Search the material and gather each line with "name" in it.

The input:
◆ ◆ ◆ ◆
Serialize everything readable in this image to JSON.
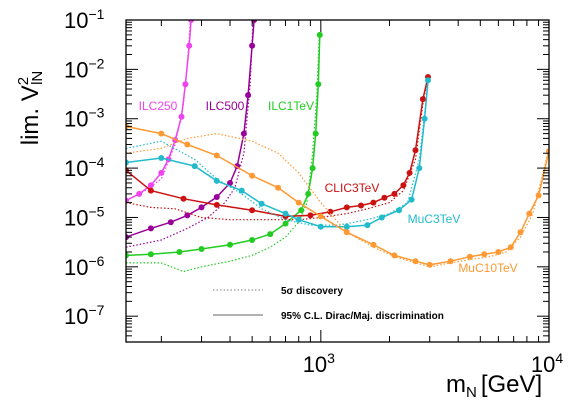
{
  "chart_data": {
    "type": "line",
    "xlabel": "m",
    "xlabel_sub": "N",
    "xlabel_unit": "[GeV]",
    "ylabel": "lim. V",
    "ylabel_sup": "2",
    "ylabel_sub": "lN",
    "xscale": "log",
    "yscale": "log",
    "xlim": [
      140,
      10000
    ],
    "ylim": [
      3e-08,
      0.1
    ],
    "xticks": [
      {
        "value": 1000,
        "base": "10",
        "exp": "3"
      },
      {
        "value": 10000,
        "base": "10",
        "exp": "4"
      }
    ],
    "yticks": [
      {
        "value": 1e-07,
        "base": "10",
        "exp": "−7"
      },
      {
        "value": 1e-06,
        "base": "10",
        "exp": "−6"
      },
      {
        "value": 1e-05,
        "base": "10",
        "exp": "−5"
      },
      {
        "value": 0.0001,
        "base": "10",
        "exp": "−4"
      },
      {
        "value": 0.001,
        "base": "10",
        "exp": "−3"
      },
      {
        "value": 0.01,
        "base": "10",
        "exp": "−2"
      },
      {
        "value": 0.1,
        "base": "10",
        "exp": "−1"
      }
    ],
    "grid": false,
    "legend": {
      "placement": "bottom-center",
      "entries": [
        {
          "label": "5σ discovery",
          "style": "dotted"
        },
        {
          "label": "95% C.L. Dirac/Maj. discrimination",
          "style": "solid"
        }
      ]
    },
    "series": [
      {
        "name": "ILC250",
        "color": "#ee44ee",
        "solid": [
          [
            140,
            2.2e-05
          ],
          [
            160,
            3e-05
          ],
          [
            180,
            4.5e-05
          ],
          [
            200,
            8e-05
          ],
          [
            215,
            0.00015
          ],
          [
            230,
            0.00037
          ],
          [
            245,
            0.0011
          ],
          [
            255,
            0.005
          ],
          [
            265,
            0.03
          ],
          [
            270,
            0.1
          ]
        ],
        "dotted": [
          [
            140,
            2.2e-05
          ],
          [
            170,
            3.5e-05
          ],
          [
            200,
            6e-05
          ],
          [
            230,
            0.0003
          ],
          [
            250,
            0.002
          ],
          [
            262,
            0.02
          ],
          [
            268,
            0.1
          ]
        ]
      },
      {
        "name": "ILC500",
        "color": "#990099",
        "solid": [
          [
            140,
            4e-06
          ],
          [
            180,
            6e-06
          ],
          [
            220,
            8e-06
          ],
          [
            260,
            1.1e-05
          ],
          [
            300,
            1.6e-05
          ],
          [
            350,
            2.6e-05
          ],
          [
            400,
            5e-05
          ],
          [
            430,
            0.00011
          ],
          [
            460,
            0.0005
          ],
          [
            480,
            0.003
          ],
          [
            500,
            0.03
          ],
          [
            510,
            0.1
          ]
        ],
        "dotted": [
          [
            140,
            2.5e-06
          ],
          [
            200,
            3.5e-06
          ],
          [
            260,
            6e-06
          ],
          [
            320,
            1e-05
          ],
          [
            380,
            2e-05
          ],
          [
            420,
            4e-05
          ],
          [
            460,
            0.0002
          ],
          [
            490,
            0.005
          ],
          [
            505,
            0.1
          ]
        ]
      },
      {
        "name": "ILC1TeV",
        "color": "#22cc22",
        "solid": [
          [
            140,
            1.7e-06
          ],
          [
            180,
            1.8e-06
          ],
          [
            240,
            2e-06
          ],
          [
            300,
            2.3e-06
          ],
          [
            400,
            2.8e-06
          ],
          [
            500,
            3.5e-06
          ],
          [
            600,
            4.6e-06
          ],
          [
            700,
            7.5e-06
          ],
          [
            820,
            1.4e-05
          ],
          [
            880,
            3e-05
          ],
          [
            920,
            0.0001
          ],
          [
            950,
            0.0005
          ],
          [
            975,
            0.005
          ],
          [
            990,
            0.05
          ]
        ],
        "dotted": [
          [
            140,
            1.2e-06
          ],
          [
            200,
            1.2e-06
          ],
          [
            250,
            8e-07
          ],
          [
            300,
            1e-06
          ],
          [
            400,
            1.3e-06
          ],
          [
            500,
            1.7e-06
          ],
          [
            600,
            2.5e-06
          ],
          [
            700,
            4e-06
          ],
          [
            800,
            8e-06
          ],
          [
            870,
            2e-05
          ],
          [
            920,
            0.0002
          ],
          [
            960,
            0.003
          ],
          [
            985,
            0.05
          ]
        ]
      },
      {
        "name": "CLIC3TeV",
        "color": "#cc1111",
        "solid": [
          [
            140,
            9e-05
          ],
          [
            180,
            3.5e-05
          ],
          [
            250,
            2.4e-05
          ],
          [
            350,
            1.8e-05
          ],
          [
            500,
            1.4e-05
          ],
          [
            700,
            1.05e-05
          ],
          [
            900,
            1.1e-05
          ],
          [
            1100,
            1.3e-05
          ],
          [
            1300,
            1.6e-05
          ],
          [
            1500,
            1.75e-05
          ],
          [
            1700,
            2e-05
          ],
          [
            1900,
            2.5e-05
          ],
          [
            2100,
            3e-05
          ],
          [
            2300,
            4.5e-05
          ],
          [
            2450,
            8e-05
          ],
          [
            2600,
            0.00023
          ],
          [
            2800,
            0.0025
          ],
          [
            2950,
            0.007
          ]
        ],
        "dotted": [
          [
            140,
            2e-05
          ],
          [
            180,
            1.6e-05
          ],
          [
            230,
            1.5e-05
          ],
          [
            300,
            1e-05
          ],
          [
            400,
            9e-06
          ],
          [
            600,
            9e-06
          ],
          [
            800,
            9e-06
          ],
          [
            1000,
            1e-05
          ],
          [
            1300,
            1.2e-05
          ],
          [
            1600,
            1.5e-05
          ],
          [
            2000,
            2e-05
          ],
          [
            2300,
            3.5e-05
          ],
          [
            2600,
            0.00015
          ],
          [
            2800,
            0.002
          ],
          [
            2950,
            0.007
          ]
        ]
      },
      {
        "name": "MuC3TeV",
        "color": "#22bbcc",
        "solid": [
          [
            140,
            0.00013
          ],
          [
            200,
            0.00016
          ],
          [
            280,
            0.00011
          ],
          [
            350,
            5.5e-05
          ],
          [
            450,
            3.5e-05
          ],
          [
            550,
            1.9e-05
          ],
          [
            700,
            1.2e-05
          ],
          [
            800,
            9e-06
          ],
          [
            1000,
            6.5e-06
          ],
          [
            1300,
            6.5e-06
          ],
          [
            1600,
            7e-06
          ],
          [
            1850,
            1e-05
          ],
          [
            2200,
            1.4e-05
          ],
          [
            2500,
            2.3e-05
          ],
          [
            2700,
            0.0001
          ],
          [
            2850,
            0.001
          ],
          [
            2950,
            0.006
          ]
        ],
        "dotted": [
          [
            140,
            0.00025
          ],
          [
            200,
            0.00035
          ],
          [
            280,
            0.00015
          ],
          [
            350,
            6e-05
          ],
          [
            450,
            3e-05
          ],
          [
            550,
            1.5e-05
          ],
          [
            700,
            9e-06
          ],
          [
            900,
            7e-06
          ],
          [
            1200,
            7e-06
          ],
          [
            1600,
            9e-06
          ],
          [
            2000,
            1.2e-05
          ],
          [
            2400,
            2e-05
          ],
          [
            2700,
            0.00015
          ],
          [
            2950,
            0.005
          ]
        ]
      },
      {
        "name": "MuC10TeV",
        "color": "#ff9933",
        "solid": [
          [
            140,
            0.0007
          ],
          [
            200,
            0.0005
          ],
          [
            260,
            0.0003
          ],
          [
            350,
            0.00018
          ],
          [
            500,
            7e-05
          ],
          [
            650,
            4e-05
          ],
          [
            800,
            2e-05
          ],
          [
            1000,
            1.05e-05
          ],
          [
            1300,
            5e-06
          ],
          [
            1700,
            2.8e-06
          ],
          [
            2100,
            1.7e-06
          ],
          [
            2600,
            1.3e-06
          ],
          [
            3000,
            1.1e-06
          ],
          [
            3700,
            1.3e-06
          ],
          [
            4500,
            1.6e-06
          ],
          [
            5200,
            1.8e-06
          ],
          [
            6000,
            2e-06
          ],
          [
            6800,
            2.5e-06
          ],
          [
            7500,
            5e-06
          ],
          [
            8200,
            1.2e-05
          ],
          [
            9000,
            2.8e-05
          ],
          [
            10000,
            0.00022
          ]
        ],
        "dotted": [
          [
            140,
            0.0002
          ],
          [
            200,
            0.00025
          ],
          [
            260,
            0.0004
          ],
          [
            350,
            0.0005
          ],
          [
            500,
            0.00035
          ],
          [
            650,
            0.0002
          ],
          [
            800,
            8e-05
          ],
          [
            1000,
            2e-05
          ],
          [
            1300,
            5e-06
          ],
          [
            1700,
            2.5e-06
          ],
          [
            2100,
            1.6e-06
          ],
          [
            2600,
            1.2e-06
          ],
          [
            3000,
            1e-06
          ],
          [
            3700,
            1.2e-06
          ],
          [
            4500,
            1.4e-06
          ],
          [
            5500,
            1.6e-06
          ],
          [
            6500,
            2e-06
          ],
          [
            7500,
            4e-06
          ],
          [
            8500,
            1.2e-05
          ],
          [
            10000,
            0.00025
          ]
        ]
      }
    ]
  }
}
◆ ◆ ◆ ◆
Answer to the exercise:
        "name": "ILC250",
        "name": "ILC500",
        "name": "ILC1TeV",
        "name": "CLIC3TeV",
        "name": "MuC3TeV",
        "name": "MuC10TeV",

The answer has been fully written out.